Extracted entries:
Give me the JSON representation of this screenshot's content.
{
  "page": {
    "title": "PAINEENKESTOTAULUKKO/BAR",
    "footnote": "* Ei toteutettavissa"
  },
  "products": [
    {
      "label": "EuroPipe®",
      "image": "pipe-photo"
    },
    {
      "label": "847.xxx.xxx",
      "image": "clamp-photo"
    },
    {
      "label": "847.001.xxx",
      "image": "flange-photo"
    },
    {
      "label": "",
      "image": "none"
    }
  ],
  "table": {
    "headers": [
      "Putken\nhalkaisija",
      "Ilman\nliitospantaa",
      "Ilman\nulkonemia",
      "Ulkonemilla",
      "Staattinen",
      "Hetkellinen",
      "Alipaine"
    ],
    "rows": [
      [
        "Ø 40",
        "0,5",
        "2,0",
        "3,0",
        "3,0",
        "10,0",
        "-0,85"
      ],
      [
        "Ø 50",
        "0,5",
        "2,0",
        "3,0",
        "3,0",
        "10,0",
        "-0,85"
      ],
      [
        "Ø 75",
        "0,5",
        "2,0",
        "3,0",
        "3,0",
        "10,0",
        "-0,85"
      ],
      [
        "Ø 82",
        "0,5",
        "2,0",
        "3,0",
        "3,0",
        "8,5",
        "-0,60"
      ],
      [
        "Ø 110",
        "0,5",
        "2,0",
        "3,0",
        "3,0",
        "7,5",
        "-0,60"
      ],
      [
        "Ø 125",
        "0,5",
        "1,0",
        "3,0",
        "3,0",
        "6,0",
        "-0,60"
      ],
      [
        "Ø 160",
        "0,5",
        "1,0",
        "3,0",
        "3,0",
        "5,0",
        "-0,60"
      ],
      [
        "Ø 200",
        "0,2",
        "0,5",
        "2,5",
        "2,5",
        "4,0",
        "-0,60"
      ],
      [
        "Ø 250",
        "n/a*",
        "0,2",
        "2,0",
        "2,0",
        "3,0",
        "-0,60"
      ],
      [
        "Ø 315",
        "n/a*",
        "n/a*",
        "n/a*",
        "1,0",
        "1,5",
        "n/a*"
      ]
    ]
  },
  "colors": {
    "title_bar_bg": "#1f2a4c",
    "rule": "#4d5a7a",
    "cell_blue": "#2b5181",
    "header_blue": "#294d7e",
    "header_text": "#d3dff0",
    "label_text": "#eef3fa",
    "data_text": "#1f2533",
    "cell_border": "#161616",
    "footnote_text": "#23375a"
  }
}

Exercise prompt:
Write out the complete set of records exactly as given.

Complete response:
Give me the JSON representation of this screenshot's content.
{
  "page": {
    "title": "PAINEENKESTOTAULUKKO/BAR",
    "footnote": "* Ei toteutettavissa"
  },
  "products": [
    {
      "label": "EuroPipe®",
      "image": "pipe-photo"
    },
    {
      "label": "847.xxx.xxx",
      "image": "clamp-photo"
    },
    {
      "label": "847.001.xxx",
      "image": "flange-photo"
    },
    {
      "label": "",
      "image": "none"
    }
  ],
  "table": {
    "headers": [
      "Putken\nhalkaisija",
      "Ilman\nliitospantaa",
      "Ilman\nulkonemia",
      "Ulkonemilla",
      "Staattinen",
      "Hetkellinen",
      "Alipaine"
    ],
    "rows": [
      [
        "Ø 40",
        "0,5",
        "2,0",
        "3,0",
        "3,0",
        "10,0",
        "-0,85"
      ],
      [
        "Ø 50",
        "0,5",
        "2,0",
        "3,0",
        "3,0",
        "10,0",
        "-0,85"
      ],
      [
        "Ø 75",
        "0,5",
        "2,0",
        "3,0",
        "3,0",
        "10,0",
        "-0,85"
      ],
      [
        "Ø 82",
        "0,5",
        "2,0",
        "3,0",
        "3,0",
        "8,5",
        "-0,60"
      ],
      [
        "Ø 110",
        "0,5",
        "2,0",
        "3,0",
        "3,0",
        "7,5",
        "-0,60"
      ],
      [
        "Ø 125",
        "0,5",
        "1,0",
        "3,0",
        "3,0",
        "6,0",
        "-0,60"
      ],
      [
        "Ø 160",
        "0,5",
        "1,0",
        "3,0",
        "3,0",
        "5,0",
        "-0,60"
      ],
      [
        "Ø 200",
        "0,2",
        "0,5",
        "2,5",
        "2,5",
        "4,0",
        "-0,60"
      ],
      [
        "Ø 250",
        "n/a*",
        "0,2",
        "2,0",
        "2,0",
        "3,0",
        "-0,60"
      ],
      [
        "Ø 315",
        "n/a*",
        "n/a*",
        "n/a*",
        "1,0",
        "1,5",
        "n/a*"
      ]
    ]
  },
  "colors": {
    "title_bar_bg": "#1f2a4c",
    "rule": "#4d5a7a",
    "cell_blue": "#2b5181",
    "header_blue": "#294d7e",
    "header_text": "#d3dff0",
    "label_text": "#eef3fa",
    "data_text": "#1f2533",
    "cell_border": "#161616",
    "footnote_text": "#23375a"
  }
}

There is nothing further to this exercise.